(Collected data)

==========

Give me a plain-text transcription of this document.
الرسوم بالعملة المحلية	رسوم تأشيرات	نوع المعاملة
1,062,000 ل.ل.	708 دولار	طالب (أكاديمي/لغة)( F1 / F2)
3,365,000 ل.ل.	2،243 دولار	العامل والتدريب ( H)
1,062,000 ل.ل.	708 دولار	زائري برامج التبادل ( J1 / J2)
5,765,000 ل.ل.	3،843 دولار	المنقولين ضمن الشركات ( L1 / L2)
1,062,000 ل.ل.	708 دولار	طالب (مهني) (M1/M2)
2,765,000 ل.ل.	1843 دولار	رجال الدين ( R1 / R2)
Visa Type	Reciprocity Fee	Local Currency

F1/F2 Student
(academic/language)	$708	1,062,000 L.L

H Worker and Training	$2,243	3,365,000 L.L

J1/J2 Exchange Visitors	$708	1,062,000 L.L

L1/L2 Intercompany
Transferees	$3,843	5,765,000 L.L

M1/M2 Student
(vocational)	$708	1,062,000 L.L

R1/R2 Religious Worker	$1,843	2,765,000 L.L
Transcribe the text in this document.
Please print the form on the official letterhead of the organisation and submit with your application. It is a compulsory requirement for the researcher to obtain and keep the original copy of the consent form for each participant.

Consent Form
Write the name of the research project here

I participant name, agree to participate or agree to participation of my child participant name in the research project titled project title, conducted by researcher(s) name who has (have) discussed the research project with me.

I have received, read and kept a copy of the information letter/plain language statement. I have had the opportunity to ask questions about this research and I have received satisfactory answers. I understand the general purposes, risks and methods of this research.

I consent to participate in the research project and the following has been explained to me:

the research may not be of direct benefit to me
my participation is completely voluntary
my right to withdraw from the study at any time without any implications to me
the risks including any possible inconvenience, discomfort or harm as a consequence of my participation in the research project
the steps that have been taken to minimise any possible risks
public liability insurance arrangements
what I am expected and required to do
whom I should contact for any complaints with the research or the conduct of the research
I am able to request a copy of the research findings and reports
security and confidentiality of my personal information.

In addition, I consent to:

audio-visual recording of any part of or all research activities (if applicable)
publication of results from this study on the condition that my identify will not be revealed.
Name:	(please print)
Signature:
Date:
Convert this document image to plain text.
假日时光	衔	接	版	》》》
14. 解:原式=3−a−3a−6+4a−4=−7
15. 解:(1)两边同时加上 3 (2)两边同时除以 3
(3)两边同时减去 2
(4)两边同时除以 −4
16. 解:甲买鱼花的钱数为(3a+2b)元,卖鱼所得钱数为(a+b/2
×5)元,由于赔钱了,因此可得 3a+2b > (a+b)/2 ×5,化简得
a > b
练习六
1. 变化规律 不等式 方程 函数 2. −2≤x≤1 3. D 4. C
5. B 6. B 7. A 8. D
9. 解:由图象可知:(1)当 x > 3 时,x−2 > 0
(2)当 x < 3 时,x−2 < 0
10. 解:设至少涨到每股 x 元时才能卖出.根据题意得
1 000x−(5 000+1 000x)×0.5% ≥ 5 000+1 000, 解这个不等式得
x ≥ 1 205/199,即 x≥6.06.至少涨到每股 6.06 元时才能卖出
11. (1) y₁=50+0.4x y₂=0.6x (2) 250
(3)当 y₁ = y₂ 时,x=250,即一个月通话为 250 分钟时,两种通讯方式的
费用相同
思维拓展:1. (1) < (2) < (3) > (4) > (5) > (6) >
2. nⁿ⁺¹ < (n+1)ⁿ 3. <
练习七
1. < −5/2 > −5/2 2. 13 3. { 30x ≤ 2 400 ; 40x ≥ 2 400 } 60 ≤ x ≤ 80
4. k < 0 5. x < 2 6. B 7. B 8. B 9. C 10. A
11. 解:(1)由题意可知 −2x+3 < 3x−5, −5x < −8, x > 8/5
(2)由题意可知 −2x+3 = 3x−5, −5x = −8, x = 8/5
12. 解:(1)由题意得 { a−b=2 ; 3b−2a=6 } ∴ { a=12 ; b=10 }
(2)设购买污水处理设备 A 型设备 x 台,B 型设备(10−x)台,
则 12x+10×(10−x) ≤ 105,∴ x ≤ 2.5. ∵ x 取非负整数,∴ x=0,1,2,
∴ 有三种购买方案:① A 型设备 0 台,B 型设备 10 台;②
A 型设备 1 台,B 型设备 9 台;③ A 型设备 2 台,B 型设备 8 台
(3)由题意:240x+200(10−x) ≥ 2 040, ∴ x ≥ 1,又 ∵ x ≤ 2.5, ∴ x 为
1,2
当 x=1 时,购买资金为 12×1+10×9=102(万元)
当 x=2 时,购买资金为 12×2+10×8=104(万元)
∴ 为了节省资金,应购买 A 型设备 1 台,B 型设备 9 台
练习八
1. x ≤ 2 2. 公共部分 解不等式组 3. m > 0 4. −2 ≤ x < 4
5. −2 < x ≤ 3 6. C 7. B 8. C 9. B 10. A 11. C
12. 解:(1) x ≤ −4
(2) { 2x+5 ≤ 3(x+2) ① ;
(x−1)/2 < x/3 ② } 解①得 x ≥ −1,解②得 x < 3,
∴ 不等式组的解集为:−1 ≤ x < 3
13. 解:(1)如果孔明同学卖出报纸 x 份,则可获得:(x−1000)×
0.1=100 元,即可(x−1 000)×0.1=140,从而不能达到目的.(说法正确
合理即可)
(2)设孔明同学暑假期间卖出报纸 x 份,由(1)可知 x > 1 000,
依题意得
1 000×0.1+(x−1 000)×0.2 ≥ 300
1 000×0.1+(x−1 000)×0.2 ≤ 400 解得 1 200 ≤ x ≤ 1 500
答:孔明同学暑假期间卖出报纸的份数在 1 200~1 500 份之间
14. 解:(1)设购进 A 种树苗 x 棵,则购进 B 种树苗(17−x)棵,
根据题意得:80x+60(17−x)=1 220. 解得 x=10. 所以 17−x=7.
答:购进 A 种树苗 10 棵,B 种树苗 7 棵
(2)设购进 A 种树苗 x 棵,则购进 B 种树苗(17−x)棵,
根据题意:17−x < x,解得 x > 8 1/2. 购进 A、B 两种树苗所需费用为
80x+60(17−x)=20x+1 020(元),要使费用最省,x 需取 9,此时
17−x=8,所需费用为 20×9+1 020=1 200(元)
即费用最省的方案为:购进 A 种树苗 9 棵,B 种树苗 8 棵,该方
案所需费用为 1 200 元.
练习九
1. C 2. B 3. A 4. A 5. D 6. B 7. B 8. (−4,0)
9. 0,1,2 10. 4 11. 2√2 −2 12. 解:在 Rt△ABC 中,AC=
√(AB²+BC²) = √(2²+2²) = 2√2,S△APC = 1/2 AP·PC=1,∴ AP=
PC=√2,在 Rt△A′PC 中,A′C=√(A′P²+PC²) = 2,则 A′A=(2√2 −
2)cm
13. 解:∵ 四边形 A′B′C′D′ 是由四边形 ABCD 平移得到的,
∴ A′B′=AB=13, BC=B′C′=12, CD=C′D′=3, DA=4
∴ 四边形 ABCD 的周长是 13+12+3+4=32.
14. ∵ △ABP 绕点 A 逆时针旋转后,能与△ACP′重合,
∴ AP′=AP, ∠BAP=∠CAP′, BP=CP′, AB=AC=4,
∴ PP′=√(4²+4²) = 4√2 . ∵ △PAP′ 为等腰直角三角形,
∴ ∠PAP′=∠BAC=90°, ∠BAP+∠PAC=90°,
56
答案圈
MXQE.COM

==========

EXERCISE AIM: Copy each line of the preceding data that contains the string "由题意可知".

OUTPUT FOR THIS EXERCISE:
11. 解:(1)由题意可知 −2x+3 < 3x−5, −5x < −8, x > 8/5
(2)由题意可知 −2x+3 = 3x−5, −5x = −8, x = 8/5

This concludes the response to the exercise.